TASK TO COMPLETE:
Exclude images, then output the remaining data verbatim.
BEGIN PROVIDED ENTRIES
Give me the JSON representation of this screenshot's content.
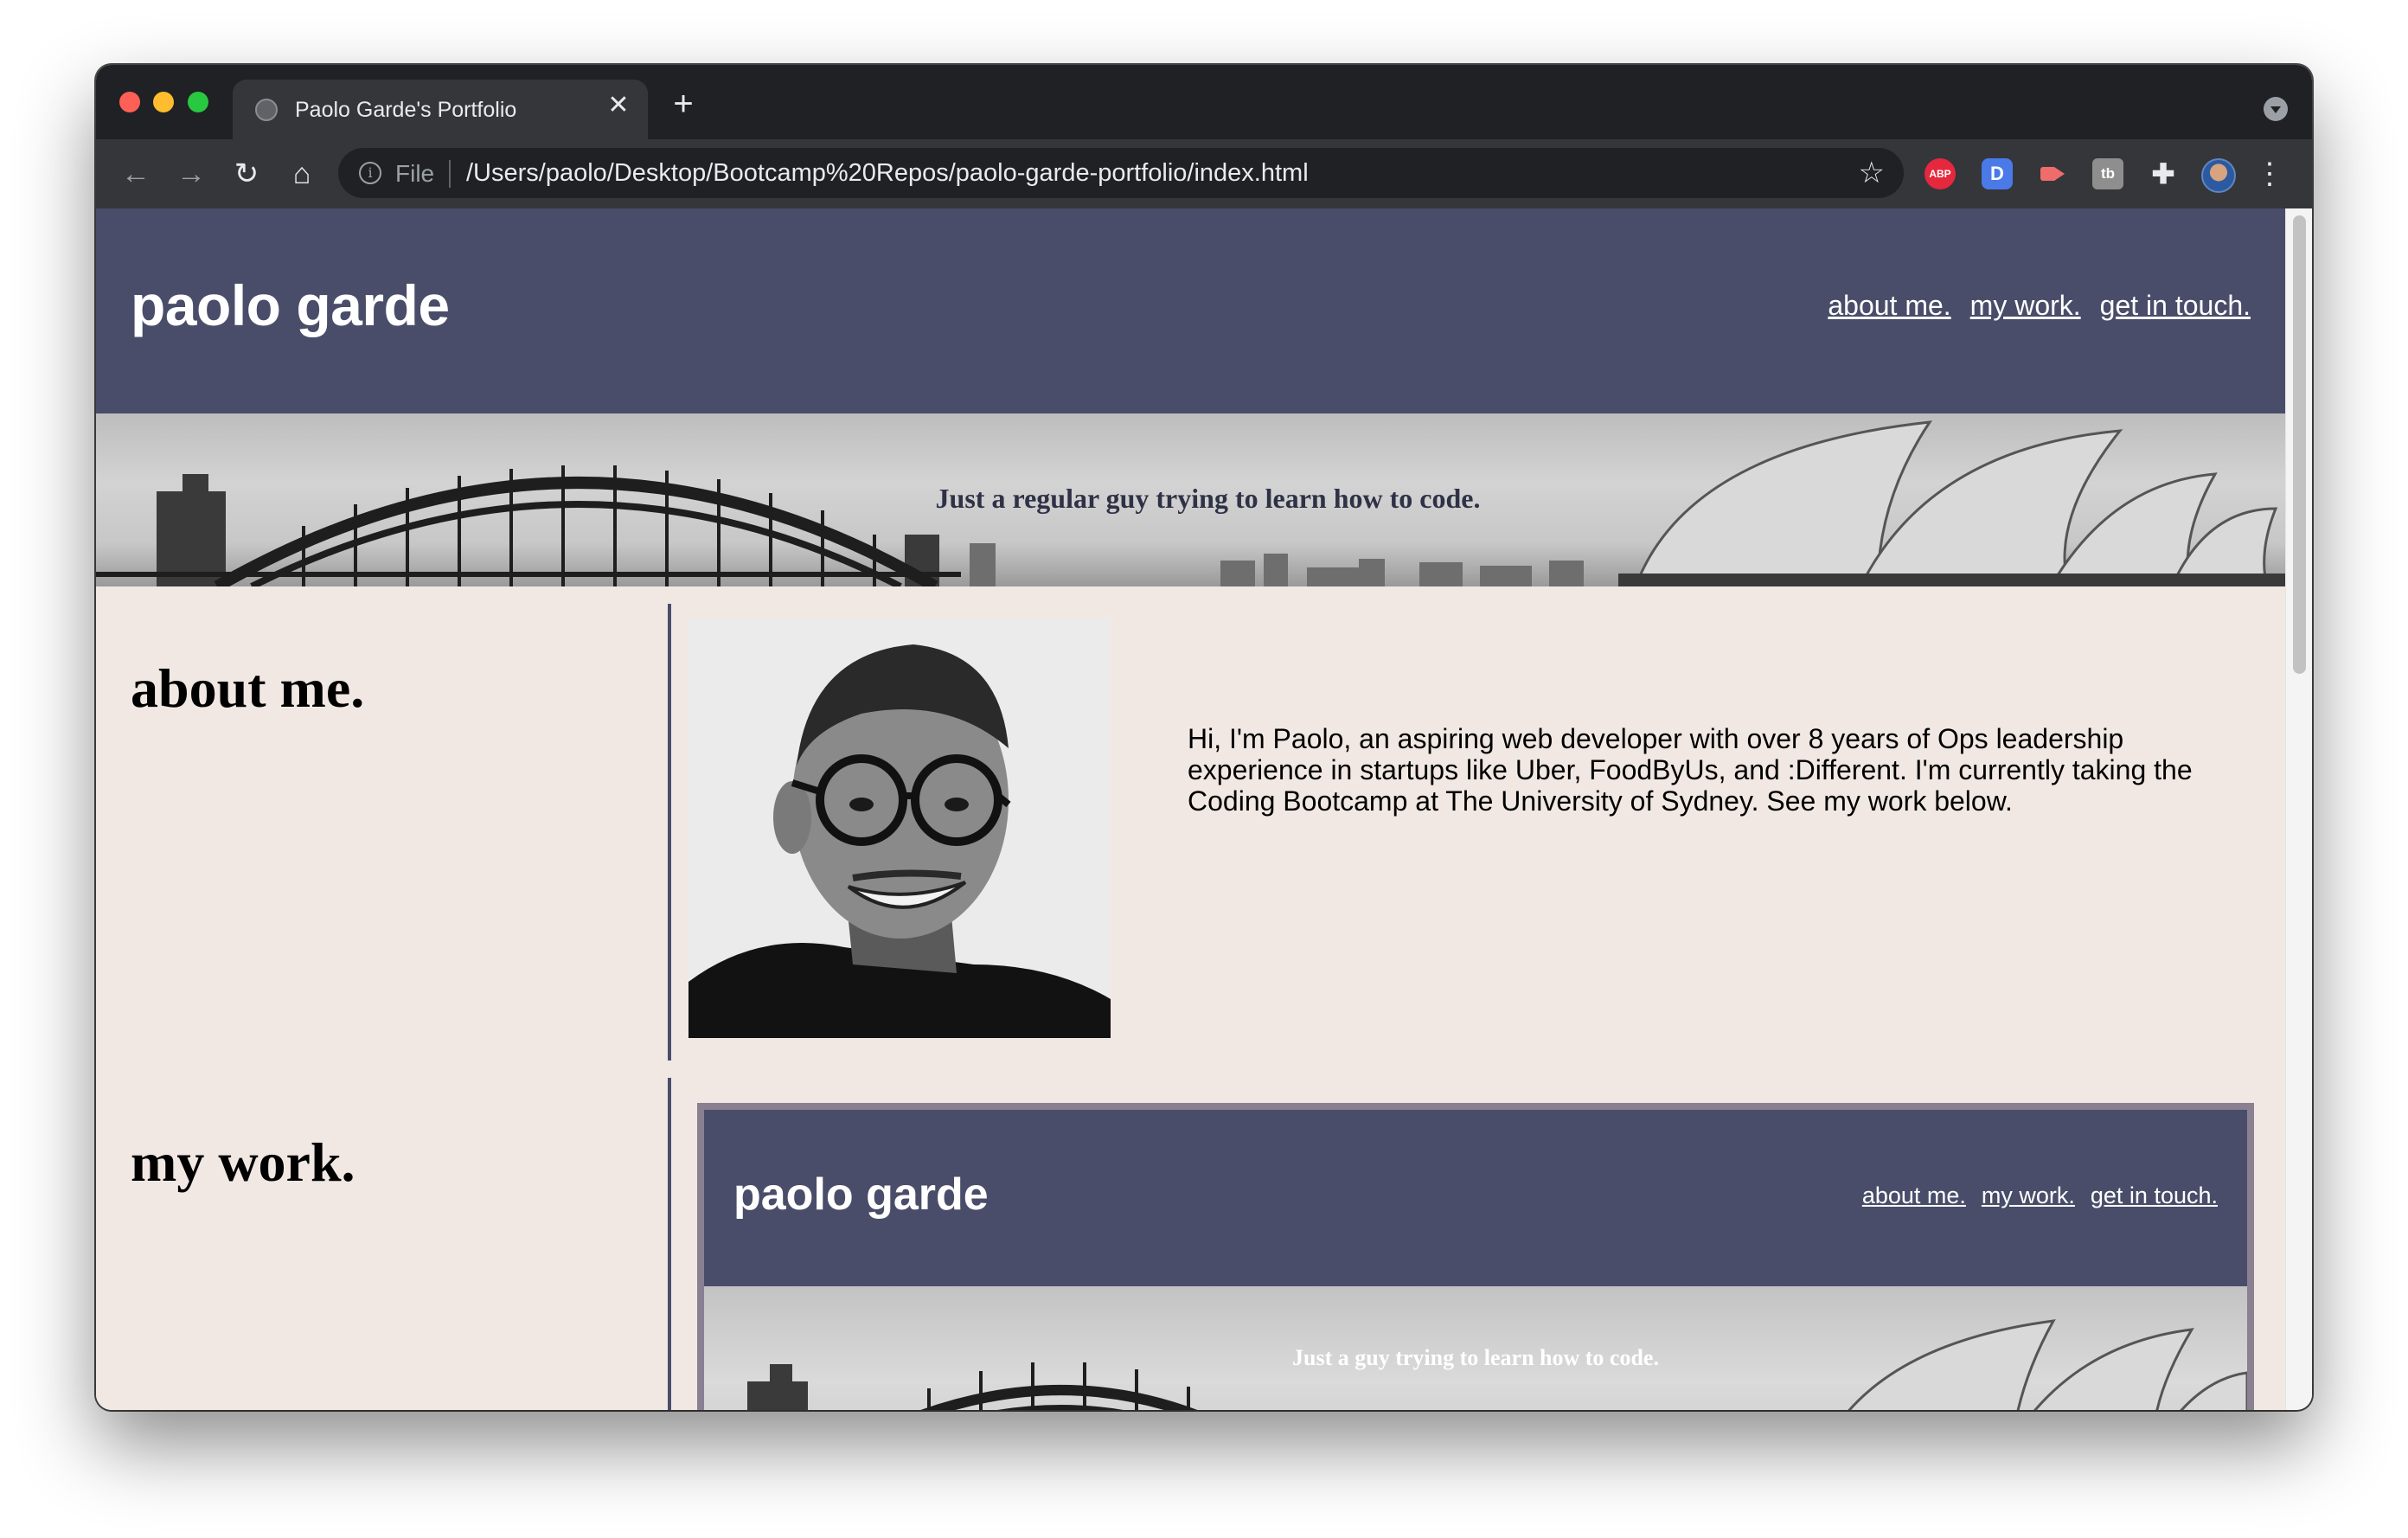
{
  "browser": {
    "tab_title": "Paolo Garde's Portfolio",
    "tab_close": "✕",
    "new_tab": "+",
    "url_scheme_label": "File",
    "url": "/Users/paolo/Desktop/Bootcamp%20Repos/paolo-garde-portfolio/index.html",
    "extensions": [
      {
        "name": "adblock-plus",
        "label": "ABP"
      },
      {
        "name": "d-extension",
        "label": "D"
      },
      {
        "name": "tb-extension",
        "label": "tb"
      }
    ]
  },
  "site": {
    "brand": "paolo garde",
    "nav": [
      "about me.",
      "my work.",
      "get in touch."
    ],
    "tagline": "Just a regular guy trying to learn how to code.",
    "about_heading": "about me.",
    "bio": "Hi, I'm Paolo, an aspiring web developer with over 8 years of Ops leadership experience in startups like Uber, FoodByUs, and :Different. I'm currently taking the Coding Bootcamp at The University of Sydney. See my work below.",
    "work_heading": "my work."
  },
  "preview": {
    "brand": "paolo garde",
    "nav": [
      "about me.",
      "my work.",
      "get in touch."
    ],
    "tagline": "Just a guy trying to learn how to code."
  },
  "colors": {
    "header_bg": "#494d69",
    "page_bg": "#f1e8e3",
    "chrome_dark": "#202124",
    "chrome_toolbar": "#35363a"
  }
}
END PROVIDED ENTRIES
EXERCISE RESPONSE:
Give me the JSON representation of this screenshot's content.
{
  "browser": {
    "tab_title": "Paolo Garde's Portfolio",
    "tab_close": "✕",
    "new_tab": "+",
    "url_scheme_label": "File",
    "url": "/Users/paolo/Desktop/Bootcamp%20Repos/paolo-garde-portfolio/index.html",
    "extensions": [
      {
        "name": "adblock-plus",
        "label": "ABP"
      },
      {
        "name": "d-extension",
        "label": "D"
      },
      {
        "name": "tb-extension",
        "label": "tb"
      }
    ]
  },
  "site": {
    "brand": "paolo garde",
    "nav": [
      "about me.",
      "my work.",
      "get in touch."
    ],
    "tagline": "Just a regular guy trying to learn how to code.",
    "about_heading": "about me.",
    "bio": "Hi, I'm Paolo, an aspiring web developer with over 8 years of Ops leadership experience in startups like Uber, FoodByUs, and :Different. I'm currently taking the Coding Bootcamp at The University of Sydney. See my work below.",
    "work_heading": "my work."
  },
  "preview": {
    "brand": "paolo garde",
    "nav": [
      "about me.",
      "my work.",
      "get in touch."
    ],
    "tagline": "Just a guy trying to learn how to code."
  },
  "colors": {
    "header_bg": "#494d69",
    "page_bg": "#f1e8e3",
    "chrome_dark": "#202124",
    "chrome_toolbar": "#35363a"
  }
}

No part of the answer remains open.